Retype all of the data. Every line must match exactly.

____ Source data

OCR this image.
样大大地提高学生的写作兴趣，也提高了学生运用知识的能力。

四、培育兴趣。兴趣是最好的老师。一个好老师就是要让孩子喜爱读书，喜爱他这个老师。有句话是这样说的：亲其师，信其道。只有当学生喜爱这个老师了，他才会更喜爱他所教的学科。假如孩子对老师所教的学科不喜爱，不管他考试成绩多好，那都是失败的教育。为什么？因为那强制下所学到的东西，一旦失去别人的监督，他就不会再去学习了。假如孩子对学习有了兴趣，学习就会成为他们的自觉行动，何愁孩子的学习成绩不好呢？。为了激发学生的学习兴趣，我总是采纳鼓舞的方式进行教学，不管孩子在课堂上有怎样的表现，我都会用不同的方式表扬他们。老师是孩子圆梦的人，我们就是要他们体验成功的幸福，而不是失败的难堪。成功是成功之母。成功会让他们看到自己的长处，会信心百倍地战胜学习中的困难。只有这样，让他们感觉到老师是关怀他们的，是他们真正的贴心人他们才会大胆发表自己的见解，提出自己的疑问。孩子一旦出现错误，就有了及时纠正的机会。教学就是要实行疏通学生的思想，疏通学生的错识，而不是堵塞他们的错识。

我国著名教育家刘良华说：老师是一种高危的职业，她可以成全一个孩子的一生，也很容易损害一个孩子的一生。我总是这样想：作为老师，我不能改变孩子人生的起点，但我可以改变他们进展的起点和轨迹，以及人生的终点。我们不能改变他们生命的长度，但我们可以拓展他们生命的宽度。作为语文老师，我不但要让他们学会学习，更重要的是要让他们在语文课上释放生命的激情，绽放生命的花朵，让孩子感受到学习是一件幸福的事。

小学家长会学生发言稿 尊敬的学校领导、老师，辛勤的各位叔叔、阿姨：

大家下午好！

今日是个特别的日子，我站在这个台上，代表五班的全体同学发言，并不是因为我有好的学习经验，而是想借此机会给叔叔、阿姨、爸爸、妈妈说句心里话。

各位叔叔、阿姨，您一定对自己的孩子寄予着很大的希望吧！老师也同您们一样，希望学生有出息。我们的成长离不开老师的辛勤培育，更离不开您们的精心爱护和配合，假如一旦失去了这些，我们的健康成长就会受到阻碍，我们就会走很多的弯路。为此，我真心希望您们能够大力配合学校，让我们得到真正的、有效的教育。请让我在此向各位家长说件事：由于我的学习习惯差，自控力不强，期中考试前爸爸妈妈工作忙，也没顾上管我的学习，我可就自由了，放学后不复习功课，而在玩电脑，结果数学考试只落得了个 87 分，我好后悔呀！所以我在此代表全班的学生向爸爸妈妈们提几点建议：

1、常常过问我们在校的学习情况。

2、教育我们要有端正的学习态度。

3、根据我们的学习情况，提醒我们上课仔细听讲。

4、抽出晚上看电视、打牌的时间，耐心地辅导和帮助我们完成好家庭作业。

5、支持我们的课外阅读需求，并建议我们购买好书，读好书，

________

Task solution:
OCR this image.
样大大地提高学生的写作兴趣，也提高了学生运用知识的能力。

四、培育兴趣。兴趣是最好的老师。一个好老师就是要让孩子喜爱读书，喜爱他这个老师。有句话是这样说的：亲其师，信其道。只有当学生喜爱这个老师了，他才会更喜爱他所教的学科。假如孩子对老师所教的学科不喜爱，不管他考试成绩多好，那都是失败的教育。为什么？因为那强制下所学到的东西，一旦失去别人的监督，他就不会再去学习了。假如孩子对学习有了兴趣，学习就会成为他们的自觉行动，何愁孩子的学习成绩不好呢？。为了激发学生的学习兴趣，我总是采纳鼓舞的方式进行教学，不管孩子在课堂上有怎样的表现，我都会用不同的方式表扬他们。老师是孩子圆梦的人，我们就是要他们体验成功的幸福，而不是失败的难堪。成功是成功之母。成功会让他们看到自己的长处，会信心百倍地战胜学习中的困难。只有这样，让他们感觉到老师是关怀他们的，是他们真正的贴心人他们才会大胆发表自己的见解，提出自己的疑问。孩子一旦出现错误，就有了及时纠正的机会。教学就是要实行疏通学生的思想，疏通学生的错识，而不是堵塞他们的错识。

我国著名教育家刘良华说：老师是一种高危的职业，她可以成全一个孩子的一生，也很容易损害一个孩子的一生。我总是这样想：作为老师，我不能改变孩子人生的起点，但我可以改变他们进展的起点和轨迹，以及人生的终点。我们不能改变他们生命的长度，但我们可以拓展他们生命的宽度。作为语文老师，我不但要让他们学会学习，更重要的是要让他们在语文课上释放生命的激情，绽放生命的花朵，让孩子感受到学习是一件幸福的事。

小学家长会学生发言稿 尊敬的学校领导、老师，辛勤的各位叔叔、阿姨：

大家下午好！

今日是个特别的日子，我站在这个台上，代表五班的全体同学发言，并不是因为我有好的学习经验，而是想借此机会给叔叔、阿姨、爸爸、妈妈说句心里话。

各位叔叔、阿姨，您一定对自己的孩子寄予着很大的希望吧！老师也同您们一样，希望学生有出息。我们的成长离不开老师的辛勤培育，更离不开您们的精心爱护和配合，假如一旦失去了这些，我们的健康成长就会受到阻碍，我们就会走很多的弯路。为此，我真心希望您们能够大力配合学校，让我们得到真正的、有效的教育。请让我在此向各位家长说件事：由于我的学习习惯差，自控力不强，期中考试前爸爸妈妈工作忙，也没顾上管我的学习，我可就自由了，放学后不复习功课，而在玩电脑，结果数学考试只落得了个 87 分，我好后悔呀！所以我在此代表全班的学生向爸爸妈妈们提几点建议：

1、常常过问我们在校的学习情况。

2、教育我们要有端正的学习态度。

3、根据我们的学习情况，提醒我们上课仔细听讲。

4、抽出晚上看电视、打牌的时间，耐心地辅导和帮助我们完成好家庭作业。

5、支持我们的课外阅读需求，并建议我们购买好书，读好书，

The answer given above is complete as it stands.